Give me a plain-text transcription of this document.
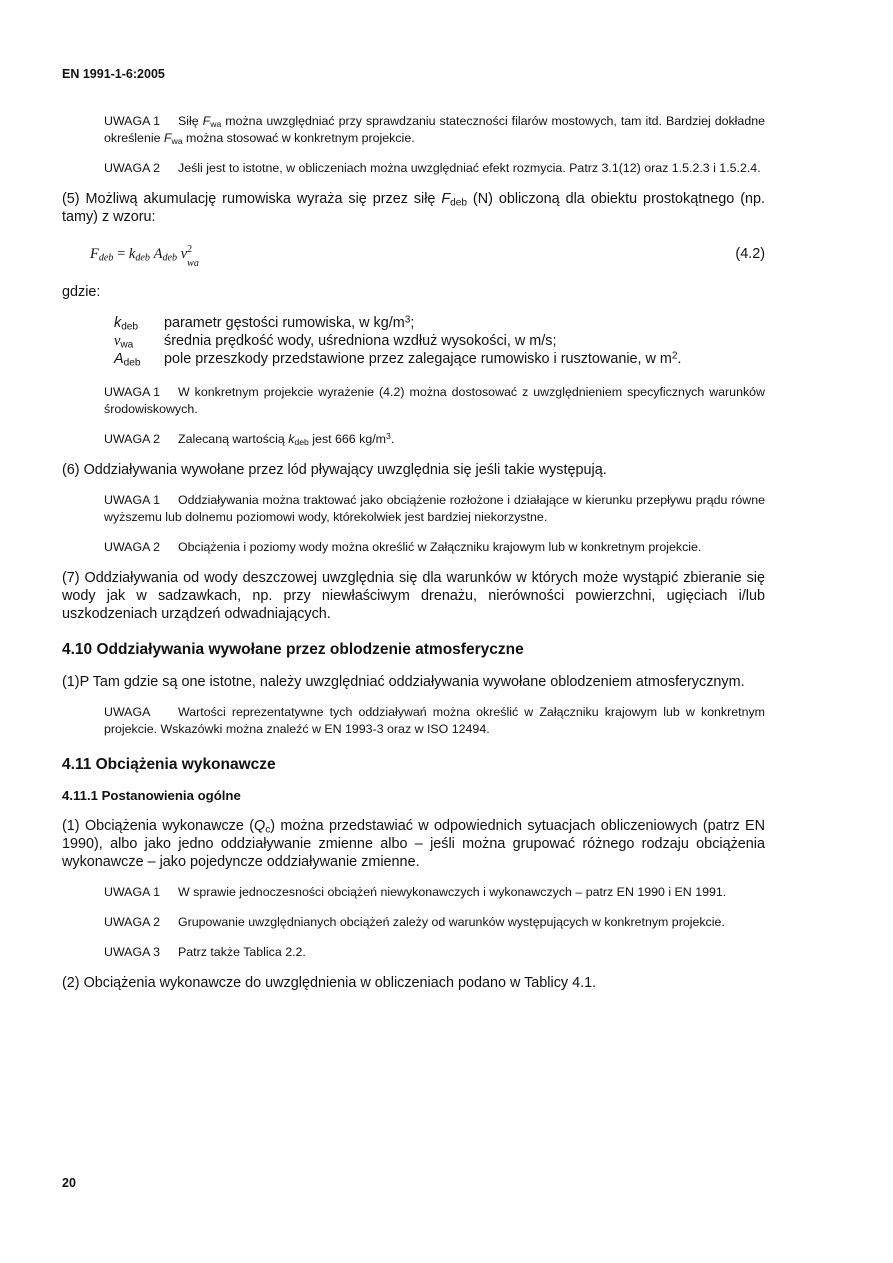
EN 1991-1-6:2005
UWAGA 1 Siłę $F_{wa}$ można uwzględniać przy sprawdzaniu stateczności filarów mostowych, tam itd. Bardziej dokładne określenie $F_{wa}$ można stosować w konkretnym projekcie.
UWAGA 2 Jeśli jest to istotne, w obliczeniach można uwzględniać efekt rozmycia. Patrz 3.1(12) oraz 1.5.2.3 i 1.5.2.4.
(5) Możliwą akumulację rumowiska wyraża się przez siłę $F_{deb}$ (N) obliczoną dla obiektu prostokątnego (np. tamy) z wzoru:
$F_{deb} = k_{deb}$ $A_{deb}$ v 2
wa
(4.2)
gdzie:
$k_{deb}$	parametr gęstości rumowiska, w $kg/m^3$;
$v_{wa}$	średnia prędkość wody, uśredniona wzdłuż wysokości, w m/s;
$A_{deb}$	pole przeszkody przedstawione przez zalegające rumowisko i rusztowanie, w $m^2$.
UWAGA 1 W konkretnym projekcie wyrażenie (4.2) można dostosować z uwzględnieniem specyficznych warunków środowiskowych.
UWAGA 2 Zalecaną wartością $k_{deb}$ jest 666 $kg/m^3$.
(6) Oddziaływania wywołane przez lód pływający uwzględnia się jeśli takie występują.
UWAGA 1 Oddziaływania można traktować jako obciążenie rozłożone i działające w kierunku przepływu prądu równe wyższemu lub dolnemu poziomowi wody, którekolwiek jest bardziej niekorzystne.
UWAGA 2 Obciążenia i poziomy wody można określić w Załączniku krajowym lub w konkretnym projekcie.
(7) Oddziaływania od wody deszczowej uwzględnia się dla warunków w których może wystąpić zbieranie się wody jak w sadzawkach, np. przy niewłaściwym drenażu, nierówności powierzchni, ugięciach i/lub uszkodzeniach urządzeń odwadniających.
4.10 Oddziaływania wywołane przez oblodzenie atmosferyczne
(1)P Tam gdzie są one istotne, należy uwzględniać oddziaływania wywołane oblodzeniem atmosferycznym.
UWAGA Wartości reprezentatywne tych oddziaływań można określić w Załączniku krajowym lub w konkretnym projekcie. Wskazówki można znaleźć w EN 1993-3 oraz w ISO 12494.
4.11 Obciążenia wykonawcze
4.11.1 Postanowienia ogólne
(1) Obciążenia wykonawcze $(Q_c)$ można przedstawiać w odpowiednich sytuacjach obliczeniowych (patrz EN 1990), albo jako jedno oddziaływanie zmienne albo – jeśli można grupować różnego rodzaju obciążenia wykonawcze – jako pojedyncze oddziaływanie zmienne.
UWAGA 1 W sprawie jednoczesności obciążeń niewykonawczych i wykonawczych – patrz EN 1990 i EN 1991.
UWAGA 2 Grupowanie uwzględnianych obciążeń zależy od warunków występujących w konkretnym projekcie.
UWAGA 3 Patrz także Tablica 2.2.
(2) Obciążenia wykonawcze do uwzględnienia w obliczeniach podano w Tablicy 4.1.
20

STATED PROBLEM:
Pictures are excluded; repeat every record exactly.

TASK SOLUTION:
Give me a plain-text transcription of this document.
EN 1991-1-6:2005
UWAGA 1 Siłę $F_{wa}$ można uwzględniać przy sprawdzaniu stateczności filarów mostowych, tam itd. Bardziej dokładne określenie $F_{wa}$ można stosować w konkretnym projekcie.
UWAGA 2 Jeśli jest to istotne, w obliczeniach można uwzględniać efekt rozmycia. Patrz 3.1(12) oraz 1.5.2.3 i 1.5.2.4.
(5) Możliwą akumulację rumowiska wyraża się przez siłę $F_{deb}$ (N) obliczoną dla obiektu prostokątnego (np. tamy) z wzoru:
$F_{deb} = k_{deb}$ $A_{deb}$ v 2
wa
(4.2)
gdzie:
$k_{deb}$	parametr gęstości rumowiska, w $kg/m^3$;
$v_{wa}$	średnia prędkość wody, uśredniona wzdłuż wysokości, w m/s;
$A_{deb}$	pole przeszkody przedstawione przez zalegające rumowisko i rusztowanie, w $m^2$.
UWAGA 1 W konkretnym projekcie wyrażenie (4.2) można dostosować z uwzględnieniem specyficznych warunków środowiskowych.
UWAGA 2 Zalecaną wartością $k_{deb}$ jest 666 $kg/m^3$.
(6) Oddziaływania wywołane przez lód pływający uwzględnia się jeśli takie występują.
UWAGA 1 Oddziaływania można traktować jako obciążenie rozłożone i działające w kierunku przepływu prądu równe wyższemu lub dolnemu poziomowi wody, którekolwiek jest bardziej niekorzystne.
UWAGA 2 Obciążenia i poziomy wody można określić w Załączniku krajowym lub w konkretnym projekcie.
(7) Oddziaływania od wody deszczowej uwzględnia się dla warunków w których może wystąpić zbieranie się wody jak w sadzawkach, np. przy niewłaściwym drenażu, nierówności powierzchni, ugięciach i/lub uszkodzeniach urządzeń odwadniających.
4.10 Oddziaływania wywołane przez oblodzenie atmosferyczne
(1)P Tam gdzie są one istotne, należy uwzględniać oddziaływania wywołane oblodzeniem atmosferycznym.
UWAGA Wartości reprezentatywne tych oddziaływań można określić w Załączniku krajowym lub w konkretnym projekcie. Wskazówki można znaleźć w EN 1993-3 oraz w ISO 12494.
4.11 Obciążenia wykonawcze
4.11.1 Postanowienia ogólne
(1) Obciążenia wykonawcze $(Q_c)$ można przedstawiać w odpowiednich sytuacjach obliczeniowych (patrz EN 1990), albo jako jedno oddziaływanie zmienne albo – jeśli można grupować różnego rodzaju obciążenia wykonawcze – jako pojedyncze oddziaływanie zmienne.
UWAGA 1 W sprawie jednoczesności obciążeń niewykonawczych i wykonawczych – patrz EN 1990 i EN 1991.
UWAGA 2 Grupowanie uwzględnianych obciążeń zależy od warunków występujących w konkretnym projekcie.
UWAGA 3 Patrz także Tablica 2.2.
(2) Obciążenia wykonawcze do uwzględnienia w obliczeniach podano w Tablicy 4.1.
20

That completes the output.